Challenge =
Scan the data below for the string "JSON". Copy every line where it appears.

** Begin Material provided **

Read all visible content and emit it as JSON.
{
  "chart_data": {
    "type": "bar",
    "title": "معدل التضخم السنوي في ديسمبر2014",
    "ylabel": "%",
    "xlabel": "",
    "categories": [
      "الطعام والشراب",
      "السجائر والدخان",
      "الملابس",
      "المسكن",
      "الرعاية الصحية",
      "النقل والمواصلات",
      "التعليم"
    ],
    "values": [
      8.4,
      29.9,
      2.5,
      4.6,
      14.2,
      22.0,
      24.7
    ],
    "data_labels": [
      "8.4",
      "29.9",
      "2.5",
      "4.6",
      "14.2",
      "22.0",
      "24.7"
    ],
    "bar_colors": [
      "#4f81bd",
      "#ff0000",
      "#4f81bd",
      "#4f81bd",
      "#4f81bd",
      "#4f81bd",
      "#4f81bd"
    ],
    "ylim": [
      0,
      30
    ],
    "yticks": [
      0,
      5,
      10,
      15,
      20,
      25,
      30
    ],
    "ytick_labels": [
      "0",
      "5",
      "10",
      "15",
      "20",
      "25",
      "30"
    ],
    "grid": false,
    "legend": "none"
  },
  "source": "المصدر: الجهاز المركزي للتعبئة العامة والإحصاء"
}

** End Material provided **
** Begin Material provided **

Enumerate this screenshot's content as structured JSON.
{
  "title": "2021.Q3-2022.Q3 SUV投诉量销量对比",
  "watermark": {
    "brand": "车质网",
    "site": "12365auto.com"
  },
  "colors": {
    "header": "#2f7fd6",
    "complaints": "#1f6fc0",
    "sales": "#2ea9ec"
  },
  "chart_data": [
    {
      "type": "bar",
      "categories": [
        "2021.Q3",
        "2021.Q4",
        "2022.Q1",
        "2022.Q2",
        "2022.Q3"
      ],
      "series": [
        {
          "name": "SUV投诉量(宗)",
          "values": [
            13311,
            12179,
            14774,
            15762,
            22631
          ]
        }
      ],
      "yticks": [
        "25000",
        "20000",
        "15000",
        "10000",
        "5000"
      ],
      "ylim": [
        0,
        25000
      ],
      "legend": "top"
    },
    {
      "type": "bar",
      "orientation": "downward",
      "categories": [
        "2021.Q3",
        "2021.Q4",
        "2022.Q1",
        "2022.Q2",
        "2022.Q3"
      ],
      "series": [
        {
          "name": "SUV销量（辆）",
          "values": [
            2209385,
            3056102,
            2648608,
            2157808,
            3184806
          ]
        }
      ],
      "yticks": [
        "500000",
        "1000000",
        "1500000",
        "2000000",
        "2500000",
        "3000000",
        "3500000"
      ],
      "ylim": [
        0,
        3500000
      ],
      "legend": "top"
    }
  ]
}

** End Material provided **

The answer =
Read all visible content and emit it as JSON.
Enumerate this screenshot's content as structured JSON.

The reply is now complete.